Stored data ->
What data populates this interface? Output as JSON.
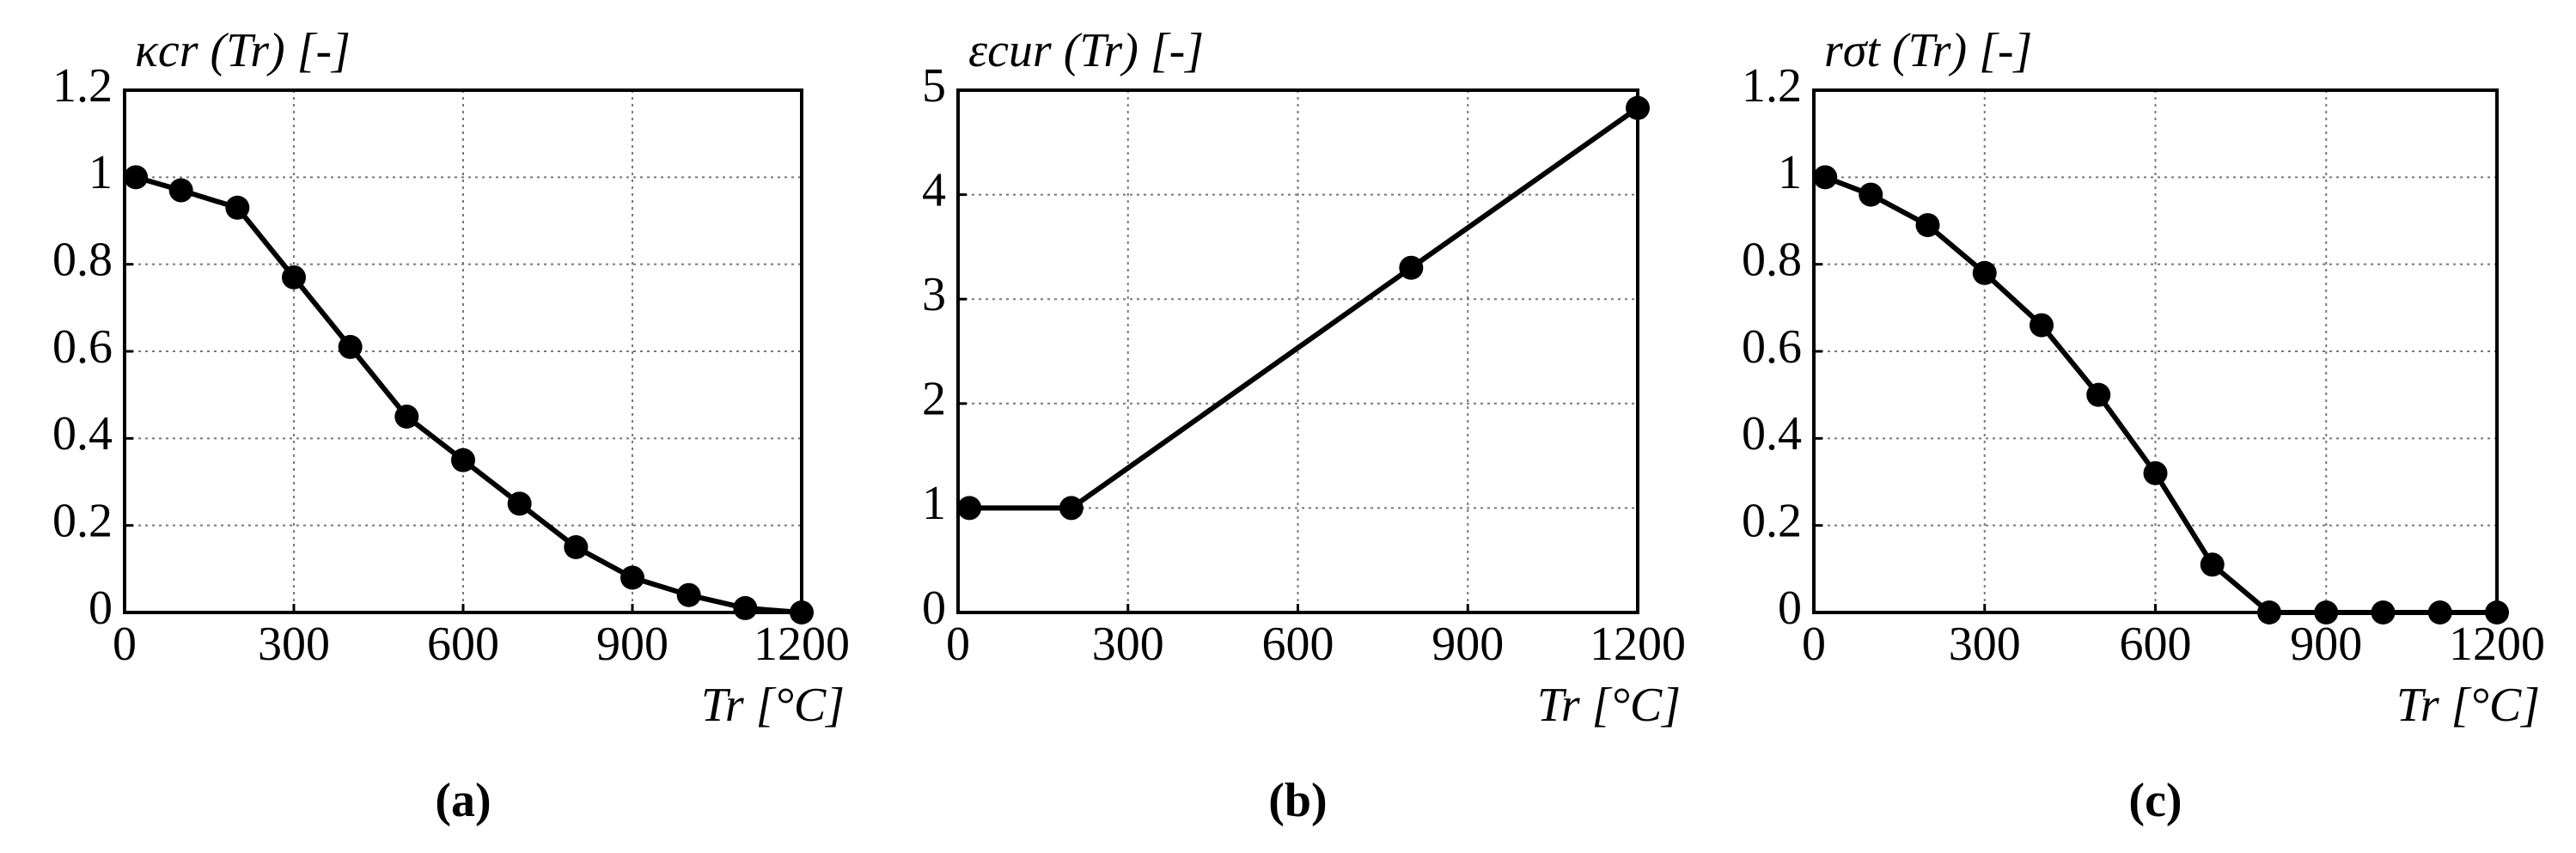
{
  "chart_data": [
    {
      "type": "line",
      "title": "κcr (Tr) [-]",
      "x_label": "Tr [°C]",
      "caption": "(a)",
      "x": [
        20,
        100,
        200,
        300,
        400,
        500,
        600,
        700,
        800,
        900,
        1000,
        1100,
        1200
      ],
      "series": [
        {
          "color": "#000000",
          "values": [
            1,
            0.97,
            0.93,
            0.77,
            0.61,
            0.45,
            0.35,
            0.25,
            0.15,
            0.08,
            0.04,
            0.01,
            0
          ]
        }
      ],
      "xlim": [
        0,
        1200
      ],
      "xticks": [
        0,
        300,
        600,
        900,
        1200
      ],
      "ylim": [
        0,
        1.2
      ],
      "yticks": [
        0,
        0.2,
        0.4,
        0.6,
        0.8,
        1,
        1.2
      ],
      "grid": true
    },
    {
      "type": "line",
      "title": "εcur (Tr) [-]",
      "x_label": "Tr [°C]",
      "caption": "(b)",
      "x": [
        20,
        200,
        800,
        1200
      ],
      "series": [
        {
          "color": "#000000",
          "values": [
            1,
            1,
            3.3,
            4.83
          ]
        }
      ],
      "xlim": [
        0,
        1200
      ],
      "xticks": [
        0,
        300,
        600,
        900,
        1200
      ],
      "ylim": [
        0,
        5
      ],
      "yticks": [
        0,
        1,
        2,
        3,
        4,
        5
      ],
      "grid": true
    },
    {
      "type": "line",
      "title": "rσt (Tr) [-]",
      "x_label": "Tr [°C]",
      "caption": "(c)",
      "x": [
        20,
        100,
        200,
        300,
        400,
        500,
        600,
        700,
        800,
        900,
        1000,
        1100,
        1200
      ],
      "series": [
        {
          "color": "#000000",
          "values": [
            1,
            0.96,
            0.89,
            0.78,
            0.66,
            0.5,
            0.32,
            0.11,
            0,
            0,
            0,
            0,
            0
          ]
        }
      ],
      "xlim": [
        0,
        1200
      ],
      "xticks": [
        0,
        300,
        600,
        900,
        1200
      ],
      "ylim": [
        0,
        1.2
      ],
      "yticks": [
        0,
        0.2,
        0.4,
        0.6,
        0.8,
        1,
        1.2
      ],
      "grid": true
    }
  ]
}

Problem description -> Repeat the lines above exactly, and keep every picture out.

The output ->
What data populates this interface? Output as JSON.
{
  "chart_data": [
    {
      "type": "line",
      "title": "κcr (Tr) [-]",
      "x_label": "Tr [°C]",
      "caption": "(a)",
      "x": [
        20,
        100,
        200,
        300,
        400,
        500,
        600,
        700,
        800,
        900,
        1000,
        1100,
        1200
      ],
      "series": [
        {
          "color": "#000000",
          "values": [
            1,
            0.97,
            0.93,
            0.77,
            0.61,
            0.45,
            0.35,
            0.25,
            0.15,
            0.08,
            0.04,
            0.01,
            0
          ]
        }
      ],
      "xlim": [
        0,
        1200
      ],
      "xticks": [
        0,
        300,
        600,
        900,
        1200
      ],
      "ylim": [
        0,
        1.2
      ],
      "yticks": [
        0,
        0.2,
        0.4,
        0.6,
        0.8,
        1,
        1.2
      ],
      "grid": true
    },
    {
      "type": "line",
      "title": "εcur (Tr) [-]",
      "x_label": "Tr [°C]",
      "caption": "(b)",
      "x": [
        20,
        200,
        800,
        1200
      ],
      "series": [
        {
          "color": "#000000",
          "values": [
            1,
            1,
            3.3,
            4.83
          ]
        }
      ],
      "xlim": [
        0,
        1200
      ],
      "xticks": [
        0,
        300,
        600,
        900,
        1200
      ],
      "ylim": [
        0,
        5
      ],
      "yticks": [
        0,
        1,
        2,
        3,
        4,
        5
      ],
      "grid": true
    },
    {
      "type": "line",
      "title": "rσt (Tr) [-]",
      "x_label": "Tr [°C]",
      "caption": "(c)",
      "x": [
        20,
        100,
        200,
        300,
        400,
        500,
        600,
        700,
        800,
        900,
        1000,
        1100,
        1200
      ],
      "series": [
        {
          "color": "#000000",
          "values": [
            1,
            0.96,
            0.89,
            0.78,
            0.66,
            0.5,
            0.32,
            0.11,
            0,
            0,
            0,
            0,
            0
          ]
        }
      ],
      "xlim": [
        0,
        1200
      ],
      "xticks": [
        0,
        300,
        600,
        900,
        1200
      ],
      "ylim": [
        0,
        1.2
      ],
      "yticks": [
        0,
        0.2,
        0.4,
        0.6,
        0.8,
        1,
        1.2
      ],
      "grid": true
    }
  ]
}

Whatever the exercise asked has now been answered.